What you should do:
Your task is to extract every line from the material below exactly.

Record set:
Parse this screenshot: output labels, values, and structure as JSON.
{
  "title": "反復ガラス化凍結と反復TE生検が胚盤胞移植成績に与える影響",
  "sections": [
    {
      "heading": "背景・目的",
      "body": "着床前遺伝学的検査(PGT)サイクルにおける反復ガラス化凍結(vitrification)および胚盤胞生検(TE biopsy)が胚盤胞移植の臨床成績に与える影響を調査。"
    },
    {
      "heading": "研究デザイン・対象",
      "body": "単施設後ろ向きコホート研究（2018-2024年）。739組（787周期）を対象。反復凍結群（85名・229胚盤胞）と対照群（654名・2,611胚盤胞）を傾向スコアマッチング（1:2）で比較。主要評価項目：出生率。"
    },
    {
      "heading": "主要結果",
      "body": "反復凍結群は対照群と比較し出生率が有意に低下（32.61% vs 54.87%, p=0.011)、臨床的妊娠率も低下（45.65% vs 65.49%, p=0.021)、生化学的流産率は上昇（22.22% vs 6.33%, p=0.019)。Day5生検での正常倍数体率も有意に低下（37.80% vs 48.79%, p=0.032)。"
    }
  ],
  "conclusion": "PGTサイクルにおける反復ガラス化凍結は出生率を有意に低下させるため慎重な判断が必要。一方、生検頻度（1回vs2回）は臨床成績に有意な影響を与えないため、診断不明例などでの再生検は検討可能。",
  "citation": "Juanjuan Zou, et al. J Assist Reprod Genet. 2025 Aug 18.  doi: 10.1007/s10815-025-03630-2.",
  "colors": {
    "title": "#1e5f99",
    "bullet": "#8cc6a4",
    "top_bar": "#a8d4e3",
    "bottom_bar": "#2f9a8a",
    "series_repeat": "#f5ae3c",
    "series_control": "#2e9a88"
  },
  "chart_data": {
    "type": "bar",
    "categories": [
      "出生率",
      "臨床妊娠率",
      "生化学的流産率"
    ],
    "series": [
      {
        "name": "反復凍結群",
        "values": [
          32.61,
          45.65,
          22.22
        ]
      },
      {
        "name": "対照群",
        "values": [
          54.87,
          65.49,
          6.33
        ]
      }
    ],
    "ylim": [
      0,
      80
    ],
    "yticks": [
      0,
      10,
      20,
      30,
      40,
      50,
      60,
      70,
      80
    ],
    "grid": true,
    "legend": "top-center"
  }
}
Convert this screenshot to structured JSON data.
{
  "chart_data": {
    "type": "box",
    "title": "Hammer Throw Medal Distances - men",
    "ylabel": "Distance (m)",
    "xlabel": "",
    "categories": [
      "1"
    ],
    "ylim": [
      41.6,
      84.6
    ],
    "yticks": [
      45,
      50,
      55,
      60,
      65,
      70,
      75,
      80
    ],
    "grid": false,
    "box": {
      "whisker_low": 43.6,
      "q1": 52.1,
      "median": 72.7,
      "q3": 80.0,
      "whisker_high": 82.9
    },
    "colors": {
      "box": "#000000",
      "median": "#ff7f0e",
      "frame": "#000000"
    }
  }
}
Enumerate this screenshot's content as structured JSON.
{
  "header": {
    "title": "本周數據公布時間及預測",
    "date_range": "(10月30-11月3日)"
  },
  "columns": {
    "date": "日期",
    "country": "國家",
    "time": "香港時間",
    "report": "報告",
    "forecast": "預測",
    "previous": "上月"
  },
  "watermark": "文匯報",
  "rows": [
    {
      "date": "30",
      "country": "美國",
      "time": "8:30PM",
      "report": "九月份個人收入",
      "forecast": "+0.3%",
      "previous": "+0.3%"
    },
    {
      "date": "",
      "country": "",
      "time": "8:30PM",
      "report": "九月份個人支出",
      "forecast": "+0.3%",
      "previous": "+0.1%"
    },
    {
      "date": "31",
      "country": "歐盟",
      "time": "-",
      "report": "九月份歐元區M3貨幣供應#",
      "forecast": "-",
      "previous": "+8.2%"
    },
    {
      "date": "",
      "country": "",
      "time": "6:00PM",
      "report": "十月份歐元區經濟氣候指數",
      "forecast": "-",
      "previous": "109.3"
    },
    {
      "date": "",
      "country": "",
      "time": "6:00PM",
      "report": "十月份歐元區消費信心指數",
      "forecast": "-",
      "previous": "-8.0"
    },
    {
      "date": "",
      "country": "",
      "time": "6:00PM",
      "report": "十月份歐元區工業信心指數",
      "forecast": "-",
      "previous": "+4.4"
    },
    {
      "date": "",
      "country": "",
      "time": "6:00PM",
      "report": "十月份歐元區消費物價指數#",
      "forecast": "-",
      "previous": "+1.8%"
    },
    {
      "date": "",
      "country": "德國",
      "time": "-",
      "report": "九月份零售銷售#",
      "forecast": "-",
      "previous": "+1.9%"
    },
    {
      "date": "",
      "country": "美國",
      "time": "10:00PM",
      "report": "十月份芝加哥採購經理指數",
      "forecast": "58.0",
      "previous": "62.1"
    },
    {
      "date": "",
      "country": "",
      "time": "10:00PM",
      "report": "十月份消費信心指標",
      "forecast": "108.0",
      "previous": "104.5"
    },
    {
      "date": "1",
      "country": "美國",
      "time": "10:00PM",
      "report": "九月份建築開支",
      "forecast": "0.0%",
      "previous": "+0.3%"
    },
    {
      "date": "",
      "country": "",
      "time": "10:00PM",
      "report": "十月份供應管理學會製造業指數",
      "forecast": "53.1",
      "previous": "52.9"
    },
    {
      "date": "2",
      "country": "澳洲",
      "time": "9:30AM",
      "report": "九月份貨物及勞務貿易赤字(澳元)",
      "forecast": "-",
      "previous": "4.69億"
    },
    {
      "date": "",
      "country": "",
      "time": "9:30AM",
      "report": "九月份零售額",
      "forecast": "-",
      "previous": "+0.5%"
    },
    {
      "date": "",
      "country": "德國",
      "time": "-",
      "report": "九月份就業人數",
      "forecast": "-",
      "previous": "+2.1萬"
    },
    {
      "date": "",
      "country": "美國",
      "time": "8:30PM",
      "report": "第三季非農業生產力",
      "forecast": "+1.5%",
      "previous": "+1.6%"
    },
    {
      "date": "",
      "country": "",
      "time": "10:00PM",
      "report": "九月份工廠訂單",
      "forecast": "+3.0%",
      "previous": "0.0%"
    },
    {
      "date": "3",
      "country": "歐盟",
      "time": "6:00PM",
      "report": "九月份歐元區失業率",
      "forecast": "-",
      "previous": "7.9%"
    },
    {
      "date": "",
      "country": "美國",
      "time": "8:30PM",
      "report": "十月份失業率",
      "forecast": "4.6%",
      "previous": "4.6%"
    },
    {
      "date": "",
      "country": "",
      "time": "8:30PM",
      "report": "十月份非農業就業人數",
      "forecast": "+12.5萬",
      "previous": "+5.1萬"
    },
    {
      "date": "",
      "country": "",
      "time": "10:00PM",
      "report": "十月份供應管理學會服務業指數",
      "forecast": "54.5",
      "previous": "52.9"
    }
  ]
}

Exercise answer:
Parse this screenshot: output labels, values, and structure as JSON.
{
  "title": "反復ガラス化凍結と反復TE生検が胚盤胞移植成績に与える影響",
  "sections": [
    {
      "heading": "背景・目的",
      "body": "着床前遺伝学的検査(PGT)サイクルにおける反復ガラス化凍結(vitrification)および胚盤胞生検(TE biopsy)が胚盤胞移植の臨床成績に与える影響を調査。"
    },
    {
      "heading": "研究デザイン・対象",
      "body": "単施設後ろ向きコホート研究（2018-2024年）。739組（787周期）を対象。反復凍結群（85名・229胚盤胞）と対照群（654名・2,611胚盤胞）を傾向スコアマッチング（1:2）で比較。主要評価項目：出生率。"
    },
    {
      "heading": "主要結果",
      "body": "反復凍結群は対照群と比較し出生率が有意に低下（32.61% vs 54.87%, p=0.011)、臨床的妊娠率も低下（45.65% vs 65.49%, p=0.021)、生化学的流産率は上昇（22.22% vs 6.33%, p=0.019)。Day5生検での正常倍数体率も有意に低下（37.80% vs 48.79%, p=0.032)。"
    }
  ],
  "conclusion": "PGTサイクルにおける反復ガラス化凍結は出生率を有意に低下させるため慎重な判断が必要。一方、生検頻度（1回vs2回）は臨床成績に有意な影響を与えないため、診断不明例などでの再生検は検討可能。",
  "citation": "Juanjuan Zou, et al. J Assist Reprod Genet. 2025 Aug 18.  doi: 10.1007/s10815-025-03630-2.",
  "colors": {
    "title": "#1e5f99",
    "bullet": "#8cc6a4",
    "top_bar": "#a8d4e3",
    "bottom_bar": "#2f9a8a",
    "series_repeat": "#f5ae3c",
    "series_control": "#2e9a88"
  },
  "chart_data": {
    "type": "bar",
    "categories": [
      "出生率",
      "臨床妊娠率",
      "生化学的流産率"
    ],
    "series": [
      {
        "name": "反復凍結群",
        "values": [
          32.61,
          45.65,
          22.22
        ]
      },
      {
        "name": "対照群",
        "values": [
          54.87,
          65.49,
          6.33
        ]
      }
    ],
    "ylim": [
      0,
      80
    ],
    "yticks": [
      0,
      10,
      20,
      30,
      40,
      50,
      60,
      70,
      80
    ],
    "grid": true,
    "legend": "top-center"
  }
}
Convert this screenshot to structured JSON data.
{
  "chart_data": {
    "type": "box",
    "title": "Hammer Throw Medal Distances - men",
    "ylabel": "Distance (m)",
    "xlabel": "",
    "categories": [
      "1"
    ],
    "ylim": [
      41.6,
      84.6
    ],
    "yticks": [
      45,
      50,
      55,
      60,
      65,
      70,
      75,
      80
    ],
    "grid": false,
    "box": {
      "whisker_low": 43.6,
      "q1": 52.1,
      "median": 72.7,
      "q3": 80.0,
      "whisker_high": 82.9
    },
    "colors": {
      "box": "#000000",
      "median": "#ff7f0e",
      "frame": "#000000"
    }
  }
}
Enumerate this screenshot's content as structured JSON.
{
  "header": {
    "title": "本周數據公布時間及預測",
    "date_range": "(10月30-11月3日)"
  },
  "columns": {
    "date": "日期",
    "country": "國家",
    "time": "香港時間",
    "report": "報告",
    "forecast": "預測",
    "previous": "上月"
  },
  "watermark": "文匯報",
  "rows": [
    {
      "date": "30",
      "country": "美國",
      "time": "8:30PM",
      "report": "九月份個人收入",
      "forecast": "+0.3%",
      "previous": "+0.3%"
    },
    {
      "date": "",
      "country": "",
      "time": "8:30PM",
      "report": "九月份個人支出",
      "forecast": "+0.3%",
      "previous": "+0.1%"
    },
    {
      "date": "31",
      "country": "歐盟",
      "time": "-",
      "report": "九月份歐元區M3貨幣供應#",
      "forecast": "-",
      "previous": "+8.2%"
    },
    {
      "date": "",
      "country": "",
      "time": "6:00PM",
      "report": "十月份歐元區經濟氣候指數",
      "forecast": "-",
      "previous": "109.3"
    },
    {
      "date": "",
      "country": "",
      "time": "6:00PM",
      "report": "十月份歐元區消費信心指數",
      "forecast": "-",
      "previous": "-8.0"
    },
    {
      "date": "",
      "country": "",
      "time": "6:00PM",
      "report": "十月份歐元區工業信心指數",
      "forecast": "-",
      "previous": "+4.4"
    },
    {
      "date": "",
      "country": "",
      "time": "6:00PM",
      "report": "十月份歐元區消費物價指數#",
      "forecast": "-",
      "previous": "+1.8%"
    },
    {
      "date": "",
      "country": "德國",
      "time": "-",
      "report": "九月份零售銷售#",
      "forecast": "-",
      "previous": "+1.9%"
    },
    {
      "date": "",
      "country": "美國",
      "time": "10:00PM",
      "report": "十月份芝加哥採購經理指數",
      "forecast": "58.0",
      "previous": "62.1"
    },
    {
      "date": "",
      "country": "",
      "time": "10:00PM",
      "report": "十月份消費信心指標",
      "forecast": "108.0",
      "previous": "104.5"
    },
    {
      "date": "1",
      "country": "美國",
      "time": "10:00PM",
      "report": "九月份建築開支",
      "forecast": "0.0%",
      "previous": "+0.3%"
    },
    {
      "date": "",
      "country": "",
      "time": "10:00PM",
      "report": "十月份供應管理學會製造業指數",
      "forecast": "53.1",
      "previous": "52.9"
    },
    {
      "date": "2",
      "country": "澳洲",
      "time": "9:30AM",
      "report": "九月份貨物及勞務貿易赤字(澳元)",
      "forecast": "-",
      "previous": "4.69億"
    },
    {
      "date": "",
      "country": "",
      "time": "9:30AM",
      "report": "九月份零售額",
      "forecast": "-",
      "previous": "+0.5%"
    },
    {
      "date": "",
      "country": "德國",
      "time": "-",
      "report": "九月份就業人數",
      "forecast": "-",
      "previous": "+2.1萬"
    },
    {
      "date": "",
      "country": "美國",
      "time": "8:30PM",
      "report": "第三季非農業生產力",
      "forecast": "+1.5%",
      "previous": "+1.6%"
    },
    {
      "date": "",
      "country": "",
      "time": "10:00PM",
      "report": "九月份工廠訂單",
      "forecast": "+3.0%",
      "previous": "0.0%"
    },
    {
      "date": "3",
      "country": "歐盟",
      "time": "6:00PM",
      "report": "九月份歐元區失業率",
      "forecast": "-",
      "previous": "7.9%"
    },
    {
      "date": "",
      "country": "美國",
      "time": "8:30PM",
      "report": "十月份失業率",
      "forecast": "4.6%",
      "previous": "4.6%"
    },
    {
      "date": "",
      "country": "",
      "time": "8:30PM",
      "report": "十月份非農業就業人數",
      "forecast": "+12.5萬",
      "previous": "+5.1萬"
    },
    {
      "date": "",
      "country": "",
      "time": "10:00PM",
      "report": "十月份供應管理學會服務業指數",
      "forecast": "54.5",
      "previous": "52.9"
    }
  ]
}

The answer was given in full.